Begin Information supplied

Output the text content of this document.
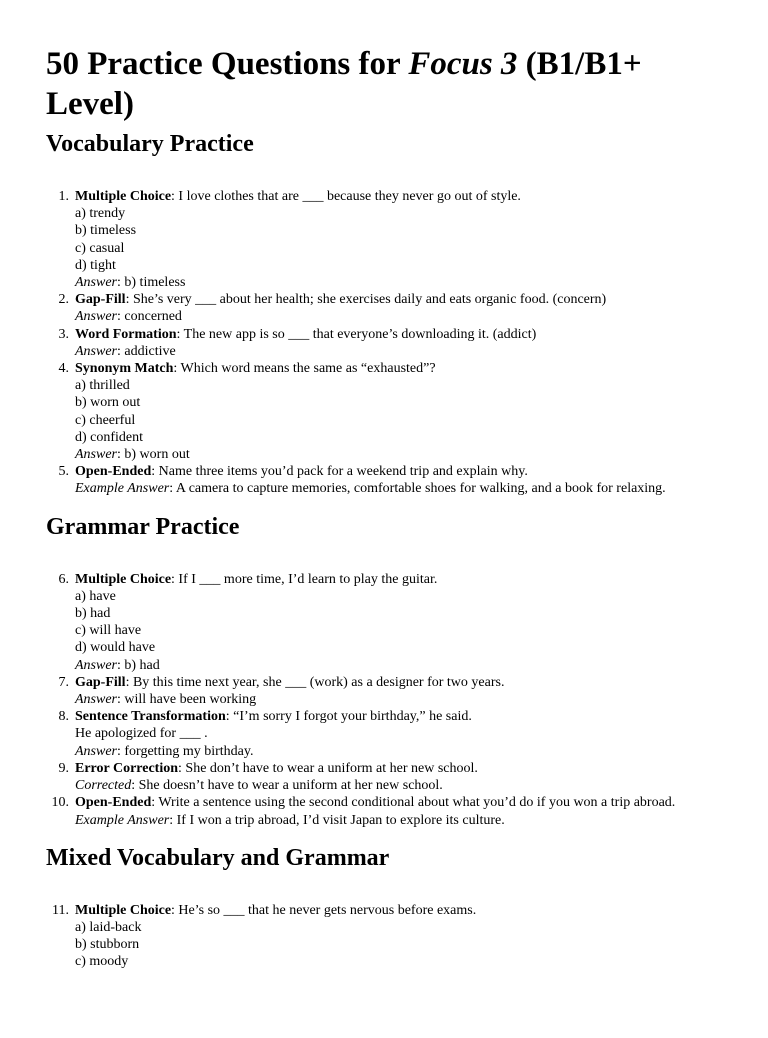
50 Practice Questions for Focus 3 (B1/B1+ Level)
Vocabulary Practice
1. Multiple Choice: I love clothes that are ___ because they never go out of style.
a) trendy
b) timeless
c) casual
d) tight
Answer: b) timeless
2. Gap-Fill: She’s very ___ about her health; she exercises daily and eats organic food. (concern)
Answer: concerned
3. Word Formation: The new app is so ___ that everyone’s downloading it. (addict)
Answer: addictive
4. Synonym Match: Which word means the same as “exhausted”?
a) thrilled
b) worn out
c) cheerful
d) confident
Answer: b) worn out
5. Open-Ended: Name three items you’d pack for a weekend trip and explain why.
Example Answer: A camera to capture memories, comfortable shoes for walking, and a book for relaxing.
Grammar Practice
6. Multiple Choice: If I ___ more time, I’d learn to play the guitar.
a) have
b) had
c) will have
d) would have
Answer: b) had
7. Gap-Fill: By this time next year, she ___ (work) as a designer for two years.
Answer: will have been working
8. Sentence Transformation: “I’m sorry I forgot your birthday,” he said.
He apologized for ___ .
Answer: forgetting my birthday.
9. Error Correction: She don’t have to wear a uniform at her new school.
Corrected: She doesn’t have to wear a uniform at her new school.
10. Open-Ended: Write a sentence using the second conditional about what you’d do if you won a trip abroad.
Example Answer: If I won a trip abroad, I’d visit Japan to explore its culture.
Mixed Vocabulary and Grammar
11. Multiple Choice: He’s so ___ that he never gets nervous before exams.
a) laid-back
b) stubborn
c) moody
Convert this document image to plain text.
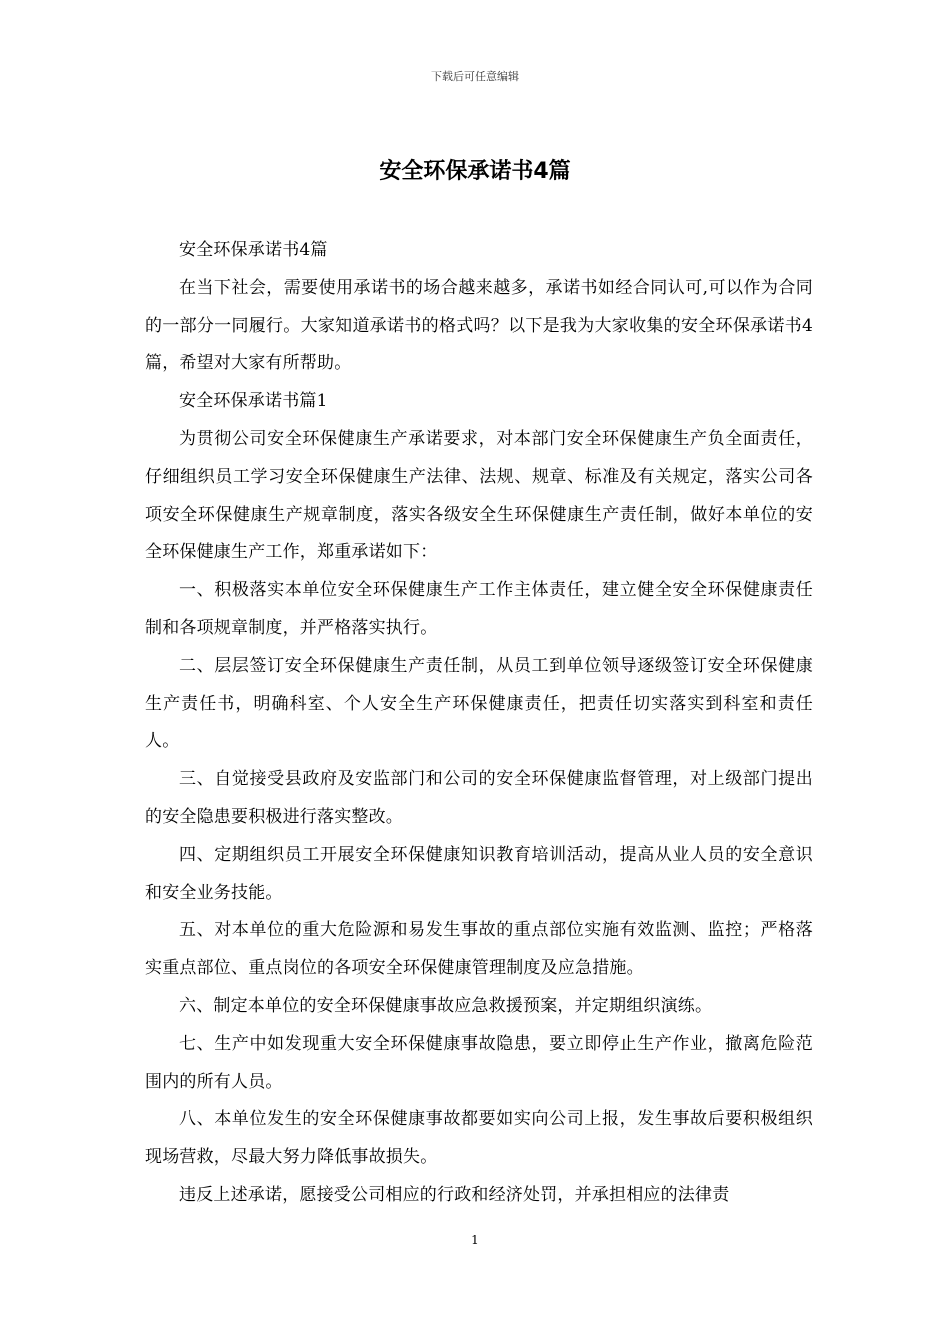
下载后可任意编辑
安全环保承诺书4篇

安全环保承诺书4篇

在当下社会，需要使用承诺书的场合越来越多，承诺书如经合同认可,可以作为合同的一部分一同履行。大家知道承诺书的格式吗？以下是我为大家收集的安全环保承诺书4篇，希望对大家有所帮助。

安全环保承诺书篇1

为贯彻公司安全环保健康生产承诺要求，对本部门安全环保健康生产负全面责任，仔细组织员工学习安全环保健康生产法律、法规、规章、标准及有关规定，落实公司各项安全环保健康生产规章制度，落实各级安全生环保健康生产责任制，做好本单位的安全环保健康生产工作，郑重承诺如下：

一、积极落实本单位安全环保健康生产工作主体责任，建立健全安全环保健康责任制和各项规章制度，并严格落实执行。

二、层层签订安全环保健康生产责任制，从员工到单位领导逐级签订安全环保健康生产责任书，明确科室、个人安全生产环保健康责任，把责任切实落实到科室和责任人。

三、自觉接受县政府及安监部门和公司的安全环保健康监督管理，对上级部门提出的安全隐患要积极进行落实整改。

四、定期组织员工开展安全环保健康知识教育培训活动，提高从业人员的安全意识和安全业务技能。

五、对本单位的重大危险源和易发生事故的重点部位实施有效监测、监控；严格落实重点部位、重点岗位的各项安全环保健康管理制度及应急措施。

六、制定本单位的安全环保健康事故应急救援预案，并定期组织演练。

七、生产中如发现重大安全环保健康事故隐患，要立即停止生产作业，撤离危险范围内的所有人员。

八、本单位发生的安全环保健康事故都要如实向公司上报，发生事故后要积极组织现场营救，尽最大努力降低事故损失。

违反上述承诺，愿接受公司相应的行政和经济处罚，并承担相应的法律责

1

End Information supplied

Work to be completed -> Your copy of the data above should match it exactly, except that pictures are left out.

Full response ->
Output the text content of this document.
50 Practice Questions for Focus 3 (B1/B1+ Level)
Vocabulary Practice
1. Multiple Choice: I love clothes that are ___ because they never go out of style.
a) trendy
b) timeless
c) casual
d) tight
Answer: b) timeless
2. Gap-Fill: She’s very ___ about her health; she exercises daily and eats organic food. (concern)
Answer: concerned
3. Word Formation: The new app is so ___ that everyone’s downloading it. (addict)
Answer: addictive
4. Synonym Match: Which word means the same as “exhausted”?
a) thrilled
b) worn out
c) cheerful
d) confident
Answer: b) worn out
5. Open-Ended: Name three items you’d pack for a weekend trip and explain why.
Example Answer: A camera to capture memories, comfortable shoes for walking, and a book for relaxing.
Grammar Practice
6. Multiple Choice: If I ___ more time, I’d learn to play the guitar.
a) have
b) had
c) will have
d) would have
Answer: b) had
7. Gap-Fill: By this time next year, she ___ (work) as a designer for two years.
Answer: will have been working
8. Sentence Transformation: “I’m sorry I forgot your birthday,” he said.
He apologized for ___ .
Answer: forgetting my birthday.
9. Error Correction: She don’t have to wear a uniform at her new school.
Corrected: She doesn’t have to wear a uniform at her new school.
10. Open-Ended: Write a sentence using the second conditional about what you’d do if you won a trip abroad.
Example Answer: If I won a trip abroad, I’d visit Japan to explore its culture.
Mixed Vocabulary and Grammar
11. Multiple Choice: He’s so ___ that he never gets nervous before exams.
a) laid-back
b) stubborn
c) moody
Convert this document image to plain text.
下载后可任意编辑
安全环保承诺书4篇

安全环保承诺书4篇

在当下社会，需要使用承诺书的场合越来越多，承诺书如经合同认可,可以作为合同的一部分一同履行。大家知道承诺书的格式吗？以下是我为大家收集的安全环保承诺书4篇，希望对大家有所帮助。

安全环保承诺书篇1

为贯彻公司安全环保健康生产承诺要求，对本部门安全环保健康生产负全面责任，仔细组织员工学习安全环保健康生产法律、法规、规章、标准及有关规定，落实公司各项安全环保健康生产规章制度，落实各级安全生环保健康生产责任制，做好本单位的安全环保健康生产工作，郑重承诺如下：

一、积极落实本单位安全环保健康生产工作主体责任，建立健全安全环保健康责任制和各项规章制度，并严格落实执行。

二、层层签订安全环保健康生产责任制，从员工到单位领导逐级签订安全环保健康生产责任书，明确科室、个人安全生产环保健康责任，把责任切实落实到科室和责任人。

三、自觉接受县政府及安监部门和公司的安全环保健康监督管理，对上级部门提出的安全隐患要积极进行落实整改。

四、定期组织员工开展安全环保健康知识教育培训活动，提高从业人员的安全意识和安全业务技能。

五、对本单位的重大危险源和易发生事故的重点部位实施有效监测、监控；严格落实重点部位、重点岗位的各项安全环保健康管理制度及应急措施。

六、制定本单位的安全环保健康事故应急救援预案，并定期组织演练。

七、生产中如发现重大安全环保健康事故隐患，要立即停止生产作业，撤离危险范围内的所有人员。

八、本单位发生的安全环保健康事故都要如实向公司上报，发生事故后要积极组织现场营救，尽最大努力降低事故损失。

违反上述承诺，愿接受公司相应的行政和经济处罚，并承担相应的法律责

1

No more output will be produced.